Records from a dataset
┌──
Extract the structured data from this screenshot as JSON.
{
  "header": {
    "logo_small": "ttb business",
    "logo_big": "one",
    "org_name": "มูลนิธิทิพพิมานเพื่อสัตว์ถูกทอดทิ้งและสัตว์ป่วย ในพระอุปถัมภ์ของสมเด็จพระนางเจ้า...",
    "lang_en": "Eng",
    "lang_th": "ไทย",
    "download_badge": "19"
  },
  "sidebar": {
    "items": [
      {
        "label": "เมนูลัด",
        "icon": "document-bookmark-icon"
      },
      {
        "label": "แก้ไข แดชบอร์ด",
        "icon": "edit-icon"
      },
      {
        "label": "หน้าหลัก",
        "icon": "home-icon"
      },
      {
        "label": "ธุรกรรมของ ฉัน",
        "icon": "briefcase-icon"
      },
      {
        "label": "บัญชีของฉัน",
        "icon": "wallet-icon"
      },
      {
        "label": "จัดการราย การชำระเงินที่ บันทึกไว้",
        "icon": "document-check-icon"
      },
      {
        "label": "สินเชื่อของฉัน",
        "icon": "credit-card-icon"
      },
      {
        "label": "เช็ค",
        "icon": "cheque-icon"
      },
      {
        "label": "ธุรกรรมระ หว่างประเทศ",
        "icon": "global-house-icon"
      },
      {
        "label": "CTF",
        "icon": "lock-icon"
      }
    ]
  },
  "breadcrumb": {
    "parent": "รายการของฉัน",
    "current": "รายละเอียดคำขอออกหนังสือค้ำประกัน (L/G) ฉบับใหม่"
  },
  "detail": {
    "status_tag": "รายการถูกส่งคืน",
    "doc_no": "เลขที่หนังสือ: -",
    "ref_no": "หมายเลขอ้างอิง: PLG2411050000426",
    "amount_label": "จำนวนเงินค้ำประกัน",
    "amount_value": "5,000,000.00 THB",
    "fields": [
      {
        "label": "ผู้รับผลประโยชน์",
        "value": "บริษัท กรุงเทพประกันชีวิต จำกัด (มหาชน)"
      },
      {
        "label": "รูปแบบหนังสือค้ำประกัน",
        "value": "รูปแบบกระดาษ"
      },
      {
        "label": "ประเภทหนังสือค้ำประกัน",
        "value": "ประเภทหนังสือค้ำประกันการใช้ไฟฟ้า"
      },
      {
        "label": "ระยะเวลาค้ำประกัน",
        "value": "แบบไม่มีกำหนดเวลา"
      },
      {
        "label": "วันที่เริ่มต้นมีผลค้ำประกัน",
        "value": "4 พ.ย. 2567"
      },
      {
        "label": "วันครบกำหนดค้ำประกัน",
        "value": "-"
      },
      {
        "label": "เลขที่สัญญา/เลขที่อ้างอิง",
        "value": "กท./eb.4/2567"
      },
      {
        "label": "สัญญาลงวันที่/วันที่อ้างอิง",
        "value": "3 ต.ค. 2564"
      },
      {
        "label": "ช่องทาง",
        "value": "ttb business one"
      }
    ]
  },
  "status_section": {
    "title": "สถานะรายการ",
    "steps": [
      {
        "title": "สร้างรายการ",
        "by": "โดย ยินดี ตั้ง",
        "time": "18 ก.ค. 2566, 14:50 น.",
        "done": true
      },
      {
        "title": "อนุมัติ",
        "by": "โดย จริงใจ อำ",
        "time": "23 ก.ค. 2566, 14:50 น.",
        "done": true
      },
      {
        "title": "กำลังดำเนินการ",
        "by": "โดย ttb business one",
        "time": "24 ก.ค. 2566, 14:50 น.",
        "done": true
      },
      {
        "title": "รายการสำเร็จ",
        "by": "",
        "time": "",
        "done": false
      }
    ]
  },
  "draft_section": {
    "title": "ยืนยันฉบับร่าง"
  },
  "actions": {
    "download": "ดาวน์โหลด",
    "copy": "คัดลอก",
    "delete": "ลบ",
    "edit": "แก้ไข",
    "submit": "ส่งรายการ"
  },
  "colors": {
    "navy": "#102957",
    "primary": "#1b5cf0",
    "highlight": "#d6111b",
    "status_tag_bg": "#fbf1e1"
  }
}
└──
What needs to be done —
Your task is to retype all the records above with nothing left out.

Solution for this exercise —
Extract the structured data from this screenshot as JSON.
{
  "header": {
    "logo_small": "ttb business",
    "logo_big": "one",
    "org_name": "มูลนิธิทิพพิมานเพื่อสัตว์ถูกทอดทิ้งและสัตว์ป่วย ในพระอุปถัมภ์ของสมเด็จพระนางเจ้า...",
    "lang_en": "Eng",
    "lang_th": "ไทย",
    "download_badge": "19"
  },
  "sidebar": {
    "items": [
      {
        "label": "เมนูลัด",
        "icon": "document-bookmark-icon"
      },
      {
        "label": "แก้ไข แดชบอร์ด",
        "icon": "edit-icon"
      },
      {
        "label": "หน้าหลัก",
        "icon": "home-icon"
      },
      {
        "label": "ธุรกรรมของ ฉัน",
        "icon": "briefcase-icon"
      },
      {
        "label": "บัญชีของฉัน",
        "icon": "wallet-icon"
      },
      {
        "label": "จัดการราย การชำระเงินที่ บันทึกไว้",
        "icon": "document-check-icon"
      },
      {
        "label": "สินเชื่อของฉัน",
        "icon": "credit-card-icon"
      },
      {
        "label": "เช็ค",
        "icon": "cheque-icon"
      },
      {
        "label": "ธุรกรรมระ หว่างประเทศ",
        "icon": "global-house-icon"
      },
      {
        "label": "CTF",
        "icon": "lock-icon"
      }
    ]
  },
  "breadcrumb": {
    "parent": "รายการของฉัน",
    "current": "รายละเอียดคำขอออกหนังสือค้ำประกัน (L/G) ฉบับใหม่"
  },
  "detail": {
    "status_tag": "รายการถูกส่งคืน",
    "doc_no": "เลขที่หนังสือ: -",
    "ref_no": "หมายเลขอ้างอิง: PLG2411050000426",
    "amount_label": "จำนวนเงินค้ำประกัน",
    "amount_value": "5,000,000.00 THB",
    "fields": [
      {
        "label": "ผู้รับผลประโยชน์",
        "value": "บริษัท กรุงเทพประกันชีวิต จำกัด (มหาชน)"
      },
      {
        "label": "รูปแบบหนังสือค้ำประกัน",
        "value": "รูปแบบกระดาษ"
      },
      {
        "label": "ประเภทหนังสือค้ำประกัน",
        "value": "ประเภทหนังสือค้ำประกันการใช้ไฟฟ้า"
      },
      {
        "label": "ระยะเวลาค้ำประกัน",
        "value": "แบบไม่มีกำหนดเวลา"
      },
      {
        "label": "วันที่เริ่มต้นมีผลค้ำประกัน",
        "value": "4 พ.ย. 2567"
      },
      {
        "label": "วันครบกำหนดค้ำประกัน",
        "value": "-"
      },
      {
        "label": "เลขที่สัญญา/เลขที่อ้างอิง",
        "value": "กท./eb.4/2567"
      },
      {
        "label": "สัญญาลงวันที่/วันที่อ้างอิง",
        "value": "3 ต.ค. 2564"
      },
      {
        "label": "ช่องทาง",
        "value": "ttb business one"
      }
    ]
  },
  "status_section": {
    "title": "สถานะรายการ",
    "steps": [
      {
        "title": "สร้างรายการ",
        "by": "โดย ยินดี ตั้ง",
        "time": "18 ก.ค. 2566, 14:50 น.",
        "done": true
      },
      {
        "title": "อนุมัติ",
        "by": "โดย จริงใจ อำ",
        "time": "23 ก.ค. 2566, 14:50 น.",
        "done": true
      },
      {
        "title": "กำลังดำเนินการ",
        "by": "โดย ttb business one",
        "time": "24 ก.ค. 2566, 14:50 น.",
        "done": true
      },
      {
        "title": "รายการสำเร็จ",
        "by": "",
        "time": "",
        "done": false
      }
    ]
  },
  "draft_section": {
    "title": "ยืนยันฉบับร่าง"
  },
  "actions": {
    "download": "ดาวน์โหลด",
    "copy": "คัดลอก",
    "delete": "ลบ",
    "edit": "แก้ไข",
    "submit": "ส่งรายการ"
  },
  "colors": {
    "navy": "#102957",
    "primary": "#1b5cf0",
    "highlight": "#d6111b",
    "status_tag_bg": "#fbf1e1"
  }
}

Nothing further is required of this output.